#### Your goal
Each line that holds the word "this" should be returned.

#### Exercise input
##########

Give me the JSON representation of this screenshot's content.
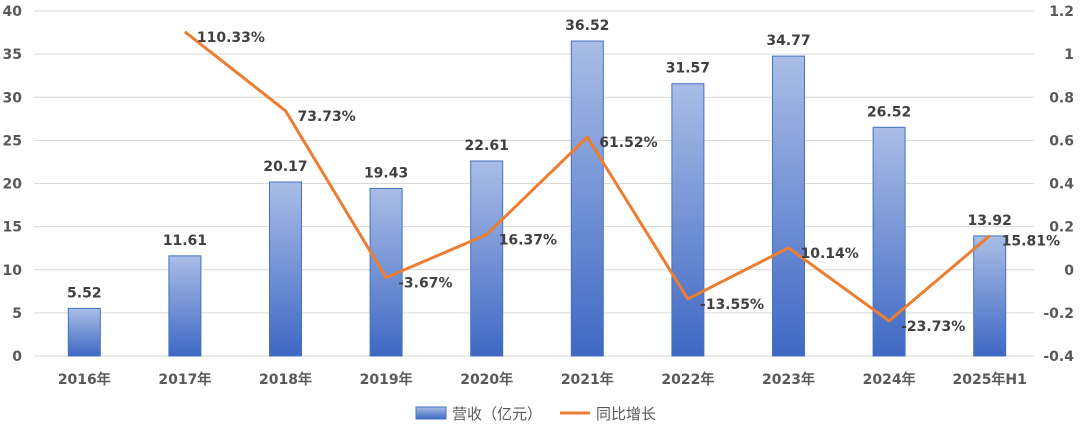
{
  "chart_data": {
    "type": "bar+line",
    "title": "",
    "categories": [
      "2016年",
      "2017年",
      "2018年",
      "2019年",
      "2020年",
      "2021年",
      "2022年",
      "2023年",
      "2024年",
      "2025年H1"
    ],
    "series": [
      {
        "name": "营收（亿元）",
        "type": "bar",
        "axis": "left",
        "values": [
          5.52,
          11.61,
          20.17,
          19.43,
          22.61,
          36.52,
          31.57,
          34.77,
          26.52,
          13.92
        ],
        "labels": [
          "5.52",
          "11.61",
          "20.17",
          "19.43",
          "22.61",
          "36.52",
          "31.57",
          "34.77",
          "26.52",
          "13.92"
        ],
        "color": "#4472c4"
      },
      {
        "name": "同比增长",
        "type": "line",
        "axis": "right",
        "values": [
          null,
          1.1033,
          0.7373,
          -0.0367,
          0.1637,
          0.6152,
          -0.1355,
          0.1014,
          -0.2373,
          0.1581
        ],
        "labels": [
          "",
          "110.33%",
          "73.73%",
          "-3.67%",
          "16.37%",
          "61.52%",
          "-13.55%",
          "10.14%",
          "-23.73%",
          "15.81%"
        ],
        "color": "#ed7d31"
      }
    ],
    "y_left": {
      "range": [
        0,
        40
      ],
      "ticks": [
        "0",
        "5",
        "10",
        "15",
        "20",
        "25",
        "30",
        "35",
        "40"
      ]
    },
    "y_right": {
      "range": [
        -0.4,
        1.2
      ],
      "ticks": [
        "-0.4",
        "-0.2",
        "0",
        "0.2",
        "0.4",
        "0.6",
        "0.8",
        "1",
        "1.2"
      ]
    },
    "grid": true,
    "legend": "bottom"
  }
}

##########

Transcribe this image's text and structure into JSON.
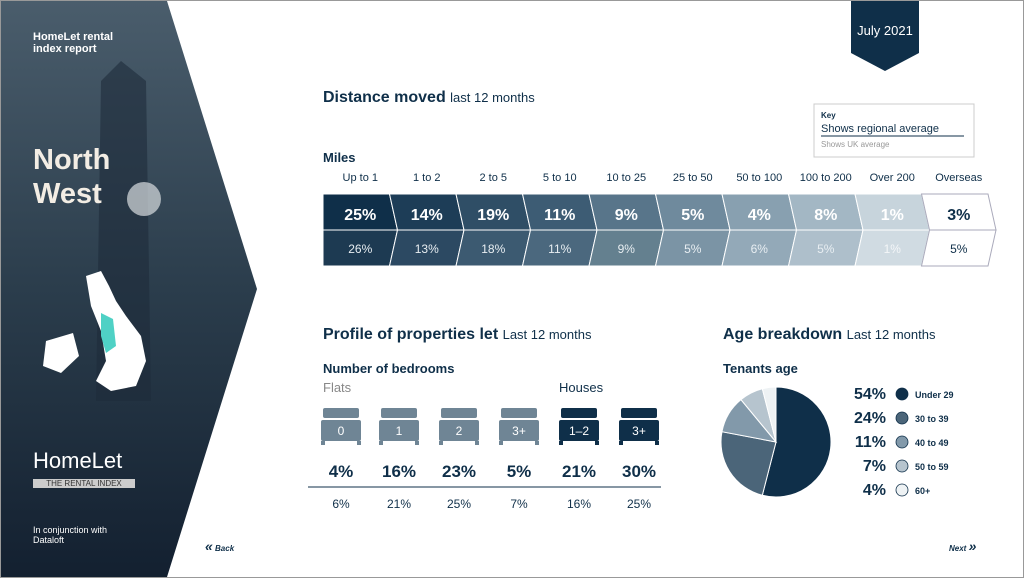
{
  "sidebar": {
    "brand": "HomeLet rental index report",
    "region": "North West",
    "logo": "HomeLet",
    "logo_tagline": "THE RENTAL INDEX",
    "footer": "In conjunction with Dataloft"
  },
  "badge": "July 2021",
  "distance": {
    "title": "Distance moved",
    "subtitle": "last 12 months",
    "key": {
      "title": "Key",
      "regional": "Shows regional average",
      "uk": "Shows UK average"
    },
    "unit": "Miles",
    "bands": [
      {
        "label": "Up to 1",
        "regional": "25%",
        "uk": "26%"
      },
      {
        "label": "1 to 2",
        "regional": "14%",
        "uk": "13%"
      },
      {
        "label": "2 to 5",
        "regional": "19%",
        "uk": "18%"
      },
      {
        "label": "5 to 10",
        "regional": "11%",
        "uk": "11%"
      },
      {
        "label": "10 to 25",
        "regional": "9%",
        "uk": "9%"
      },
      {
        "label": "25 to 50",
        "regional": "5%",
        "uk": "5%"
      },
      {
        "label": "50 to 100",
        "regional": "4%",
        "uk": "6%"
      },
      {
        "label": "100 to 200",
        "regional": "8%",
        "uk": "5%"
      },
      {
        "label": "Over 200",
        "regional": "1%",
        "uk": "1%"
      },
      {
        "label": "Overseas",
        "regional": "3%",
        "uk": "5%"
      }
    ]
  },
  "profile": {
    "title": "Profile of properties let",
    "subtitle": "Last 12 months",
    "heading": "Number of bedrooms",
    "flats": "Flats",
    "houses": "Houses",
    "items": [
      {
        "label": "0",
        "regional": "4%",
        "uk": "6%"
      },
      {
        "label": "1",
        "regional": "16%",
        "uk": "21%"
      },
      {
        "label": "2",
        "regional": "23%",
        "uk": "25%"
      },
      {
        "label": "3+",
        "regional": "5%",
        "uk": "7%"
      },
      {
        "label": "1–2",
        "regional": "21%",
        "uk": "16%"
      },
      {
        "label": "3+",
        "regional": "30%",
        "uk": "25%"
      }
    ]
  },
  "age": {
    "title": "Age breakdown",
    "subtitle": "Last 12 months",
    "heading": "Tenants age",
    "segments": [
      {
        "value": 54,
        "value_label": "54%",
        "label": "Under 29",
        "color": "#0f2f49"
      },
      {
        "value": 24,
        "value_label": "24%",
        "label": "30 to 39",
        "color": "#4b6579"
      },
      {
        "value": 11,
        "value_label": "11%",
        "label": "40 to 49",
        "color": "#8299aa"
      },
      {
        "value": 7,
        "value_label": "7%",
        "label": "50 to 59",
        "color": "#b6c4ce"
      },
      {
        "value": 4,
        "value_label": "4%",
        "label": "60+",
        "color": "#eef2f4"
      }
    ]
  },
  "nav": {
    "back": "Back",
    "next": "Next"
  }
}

##########

#### Full output
Give me the JSON representation of this screenshot's content.
Transcribe this image's text and structure into JSON.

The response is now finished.